Select and copy out every line in the records containing "Aggregated".
+++ Records for this task +++
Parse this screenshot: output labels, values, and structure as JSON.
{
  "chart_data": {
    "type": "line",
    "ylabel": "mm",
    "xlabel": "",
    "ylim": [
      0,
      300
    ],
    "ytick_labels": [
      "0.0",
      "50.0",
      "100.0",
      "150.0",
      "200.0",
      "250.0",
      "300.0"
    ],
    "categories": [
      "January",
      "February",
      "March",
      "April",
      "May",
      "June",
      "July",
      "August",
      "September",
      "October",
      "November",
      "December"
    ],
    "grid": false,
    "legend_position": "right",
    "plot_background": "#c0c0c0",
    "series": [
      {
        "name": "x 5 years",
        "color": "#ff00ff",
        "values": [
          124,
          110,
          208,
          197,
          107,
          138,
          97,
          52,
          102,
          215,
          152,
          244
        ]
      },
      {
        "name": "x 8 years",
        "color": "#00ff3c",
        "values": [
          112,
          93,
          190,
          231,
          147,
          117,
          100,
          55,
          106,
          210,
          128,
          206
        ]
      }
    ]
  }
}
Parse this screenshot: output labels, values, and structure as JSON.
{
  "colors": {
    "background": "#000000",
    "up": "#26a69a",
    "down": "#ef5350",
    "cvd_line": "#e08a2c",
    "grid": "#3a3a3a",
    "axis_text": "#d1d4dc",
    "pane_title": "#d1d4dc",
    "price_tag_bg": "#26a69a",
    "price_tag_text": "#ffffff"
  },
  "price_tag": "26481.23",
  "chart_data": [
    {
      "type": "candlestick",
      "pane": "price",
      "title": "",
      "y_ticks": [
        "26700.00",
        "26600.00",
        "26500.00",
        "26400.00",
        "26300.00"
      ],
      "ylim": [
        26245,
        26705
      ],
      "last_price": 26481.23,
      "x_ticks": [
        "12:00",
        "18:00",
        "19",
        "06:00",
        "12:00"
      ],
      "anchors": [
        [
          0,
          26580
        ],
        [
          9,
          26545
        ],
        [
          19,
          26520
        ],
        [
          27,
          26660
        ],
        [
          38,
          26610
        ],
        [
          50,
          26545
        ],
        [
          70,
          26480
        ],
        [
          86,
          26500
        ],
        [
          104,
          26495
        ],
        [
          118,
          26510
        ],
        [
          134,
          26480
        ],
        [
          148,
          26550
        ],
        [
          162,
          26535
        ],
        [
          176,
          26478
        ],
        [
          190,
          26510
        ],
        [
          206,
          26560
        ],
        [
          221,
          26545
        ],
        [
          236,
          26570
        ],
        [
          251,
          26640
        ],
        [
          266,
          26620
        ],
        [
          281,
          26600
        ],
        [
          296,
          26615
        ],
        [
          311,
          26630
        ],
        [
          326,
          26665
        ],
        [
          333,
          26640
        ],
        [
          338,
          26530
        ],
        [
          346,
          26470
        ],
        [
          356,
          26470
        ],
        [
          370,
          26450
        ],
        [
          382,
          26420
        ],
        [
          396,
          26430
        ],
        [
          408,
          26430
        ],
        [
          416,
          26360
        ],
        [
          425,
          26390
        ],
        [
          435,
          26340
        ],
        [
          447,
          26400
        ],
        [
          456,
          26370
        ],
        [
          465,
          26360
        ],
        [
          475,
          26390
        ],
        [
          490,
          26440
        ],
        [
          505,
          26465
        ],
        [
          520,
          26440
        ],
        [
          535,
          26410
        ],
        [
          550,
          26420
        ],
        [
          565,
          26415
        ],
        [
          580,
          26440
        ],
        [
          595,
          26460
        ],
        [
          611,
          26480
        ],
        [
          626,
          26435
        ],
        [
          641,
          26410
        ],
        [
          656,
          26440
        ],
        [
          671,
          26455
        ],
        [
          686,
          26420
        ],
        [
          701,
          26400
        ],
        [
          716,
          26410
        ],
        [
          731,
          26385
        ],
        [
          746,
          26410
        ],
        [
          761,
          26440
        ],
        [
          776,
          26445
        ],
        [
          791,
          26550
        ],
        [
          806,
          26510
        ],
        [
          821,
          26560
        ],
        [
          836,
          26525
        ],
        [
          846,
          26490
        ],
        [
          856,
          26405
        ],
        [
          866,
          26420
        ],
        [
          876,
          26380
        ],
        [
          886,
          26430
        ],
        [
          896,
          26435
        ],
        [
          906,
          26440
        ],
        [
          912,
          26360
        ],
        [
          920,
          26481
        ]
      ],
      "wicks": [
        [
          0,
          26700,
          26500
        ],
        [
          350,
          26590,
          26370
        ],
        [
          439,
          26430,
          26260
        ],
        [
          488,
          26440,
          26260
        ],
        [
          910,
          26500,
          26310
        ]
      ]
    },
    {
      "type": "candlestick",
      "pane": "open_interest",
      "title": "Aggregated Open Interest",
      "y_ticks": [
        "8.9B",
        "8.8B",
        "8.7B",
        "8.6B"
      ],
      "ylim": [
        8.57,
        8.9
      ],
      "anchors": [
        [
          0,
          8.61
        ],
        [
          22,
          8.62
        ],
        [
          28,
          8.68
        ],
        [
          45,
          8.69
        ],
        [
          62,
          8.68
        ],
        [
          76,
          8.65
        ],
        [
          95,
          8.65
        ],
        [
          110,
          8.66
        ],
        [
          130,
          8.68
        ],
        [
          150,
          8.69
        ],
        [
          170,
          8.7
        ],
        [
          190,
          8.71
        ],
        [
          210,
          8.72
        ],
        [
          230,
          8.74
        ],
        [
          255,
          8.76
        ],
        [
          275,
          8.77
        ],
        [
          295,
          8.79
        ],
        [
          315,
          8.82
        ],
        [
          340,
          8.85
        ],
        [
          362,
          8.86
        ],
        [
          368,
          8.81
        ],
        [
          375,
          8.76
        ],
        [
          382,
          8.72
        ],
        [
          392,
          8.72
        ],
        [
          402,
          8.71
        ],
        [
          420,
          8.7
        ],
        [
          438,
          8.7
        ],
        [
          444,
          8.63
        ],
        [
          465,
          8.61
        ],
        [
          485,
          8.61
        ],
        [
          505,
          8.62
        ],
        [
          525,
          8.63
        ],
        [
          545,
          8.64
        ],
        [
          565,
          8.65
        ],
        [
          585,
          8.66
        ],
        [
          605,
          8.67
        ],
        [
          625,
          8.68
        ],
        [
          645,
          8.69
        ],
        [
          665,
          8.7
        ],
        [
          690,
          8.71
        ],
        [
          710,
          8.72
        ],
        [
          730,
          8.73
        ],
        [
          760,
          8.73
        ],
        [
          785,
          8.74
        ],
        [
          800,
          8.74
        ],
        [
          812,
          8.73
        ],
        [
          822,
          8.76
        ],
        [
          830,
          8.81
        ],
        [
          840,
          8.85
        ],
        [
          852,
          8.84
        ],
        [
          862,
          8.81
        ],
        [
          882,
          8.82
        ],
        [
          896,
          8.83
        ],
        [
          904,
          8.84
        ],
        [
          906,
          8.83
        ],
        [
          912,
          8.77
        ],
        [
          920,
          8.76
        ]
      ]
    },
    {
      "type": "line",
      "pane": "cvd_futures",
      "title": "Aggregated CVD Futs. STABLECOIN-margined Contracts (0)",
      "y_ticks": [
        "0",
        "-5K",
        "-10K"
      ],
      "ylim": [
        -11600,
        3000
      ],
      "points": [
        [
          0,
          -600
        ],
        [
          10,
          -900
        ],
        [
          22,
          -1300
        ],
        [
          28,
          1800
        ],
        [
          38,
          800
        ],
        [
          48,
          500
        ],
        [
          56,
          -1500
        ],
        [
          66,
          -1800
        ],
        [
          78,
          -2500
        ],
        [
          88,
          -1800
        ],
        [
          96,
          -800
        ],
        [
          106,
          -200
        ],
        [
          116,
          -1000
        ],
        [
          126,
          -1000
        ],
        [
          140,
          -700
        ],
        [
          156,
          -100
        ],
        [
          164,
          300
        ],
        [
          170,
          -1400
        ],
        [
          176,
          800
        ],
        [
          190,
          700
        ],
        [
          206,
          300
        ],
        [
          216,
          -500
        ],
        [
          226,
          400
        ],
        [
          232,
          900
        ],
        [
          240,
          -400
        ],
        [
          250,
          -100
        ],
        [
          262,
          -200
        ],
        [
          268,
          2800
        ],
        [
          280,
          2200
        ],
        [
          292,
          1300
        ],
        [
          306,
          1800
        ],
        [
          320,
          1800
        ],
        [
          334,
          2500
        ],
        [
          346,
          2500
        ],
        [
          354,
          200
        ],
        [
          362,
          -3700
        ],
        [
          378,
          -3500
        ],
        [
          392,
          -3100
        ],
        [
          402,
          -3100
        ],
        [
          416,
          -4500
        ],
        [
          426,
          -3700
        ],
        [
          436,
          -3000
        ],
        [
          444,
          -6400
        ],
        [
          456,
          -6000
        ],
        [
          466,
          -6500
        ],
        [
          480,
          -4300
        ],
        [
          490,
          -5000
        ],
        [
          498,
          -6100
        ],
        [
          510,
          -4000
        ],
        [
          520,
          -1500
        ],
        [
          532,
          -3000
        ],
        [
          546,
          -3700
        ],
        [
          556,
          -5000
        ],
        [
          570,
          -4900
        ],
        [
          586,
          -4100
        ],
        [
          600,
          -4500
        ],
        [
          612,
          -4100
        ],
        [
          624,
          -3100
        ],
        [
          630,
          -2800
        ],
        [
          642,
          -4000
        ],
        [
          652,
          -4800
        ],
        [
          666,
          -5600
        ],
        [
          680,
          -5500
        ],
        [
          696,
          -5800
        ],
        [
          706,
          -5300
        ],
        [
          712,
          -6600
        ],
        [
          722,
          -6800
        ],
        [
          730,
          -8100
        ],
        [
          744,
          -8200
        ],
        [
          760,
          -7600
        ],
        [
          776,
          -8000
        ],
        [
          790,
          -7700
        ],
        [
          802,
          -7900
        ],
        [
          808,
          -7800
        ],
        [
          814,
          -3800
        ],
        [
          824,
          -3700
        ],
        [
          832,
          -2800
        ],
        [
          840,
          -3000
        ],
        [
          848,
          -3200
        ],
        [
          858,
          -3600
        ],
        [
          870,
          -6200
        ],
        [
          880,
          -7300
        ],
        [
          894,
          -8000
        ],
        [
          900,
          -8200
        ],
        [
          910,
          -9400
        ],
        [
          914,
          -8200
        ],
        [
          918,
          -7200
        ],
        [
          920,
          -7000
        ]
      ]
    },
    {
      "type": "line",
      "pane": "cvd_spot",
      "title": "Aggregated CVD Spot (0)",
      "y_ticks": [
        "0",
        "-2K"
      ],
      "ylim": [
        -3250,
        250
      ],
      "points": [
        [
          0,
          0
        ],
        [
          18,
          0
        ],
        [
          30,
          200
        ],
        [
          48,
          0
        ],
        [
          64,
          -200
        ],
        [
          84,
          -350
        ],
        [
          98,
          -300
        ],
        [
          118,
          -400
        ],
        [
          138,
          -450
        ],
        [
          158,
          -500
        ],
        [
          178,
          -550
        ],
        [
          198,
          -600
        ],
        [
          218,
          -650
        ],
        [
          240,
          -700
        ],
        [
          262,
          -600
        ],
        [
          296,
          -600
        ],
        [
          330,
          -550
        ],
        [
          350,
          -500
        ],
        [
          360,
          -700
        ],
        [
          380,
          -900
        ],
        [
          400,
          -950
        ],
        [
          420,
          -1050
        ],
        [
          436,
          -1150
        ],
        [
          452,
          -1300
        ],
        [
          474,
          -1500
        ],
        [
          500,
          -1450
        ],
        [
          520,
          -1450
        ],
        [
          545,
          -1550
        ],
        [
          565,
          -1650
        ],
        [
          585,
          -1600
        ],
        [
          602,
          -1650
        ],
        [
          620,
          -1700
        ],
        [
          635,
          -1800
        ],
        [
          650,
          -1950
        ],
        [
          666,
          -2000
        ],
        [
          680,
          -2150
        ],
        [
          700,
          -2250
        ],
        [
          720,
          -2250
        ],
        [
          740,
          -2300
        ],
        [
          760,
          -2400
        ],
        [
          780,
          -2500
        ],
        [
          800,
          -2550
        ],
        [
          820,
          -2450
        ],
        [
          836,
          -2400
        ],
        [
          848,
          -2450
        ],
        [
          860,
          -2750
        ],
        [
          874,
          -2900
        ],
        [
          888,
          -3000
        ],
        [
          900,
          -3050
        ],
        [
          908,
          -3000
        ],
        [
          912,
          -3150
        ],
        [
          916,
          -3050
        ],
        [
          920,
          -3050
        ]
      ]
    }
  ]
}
+++
- _Solved problem_
      "title": "Aggregated Open Interest",
      "title": "Aggregated CVD Futs. STABLECOIN-margined Contracts (0)",
      "title": "Aggregated CVD Spot (0)",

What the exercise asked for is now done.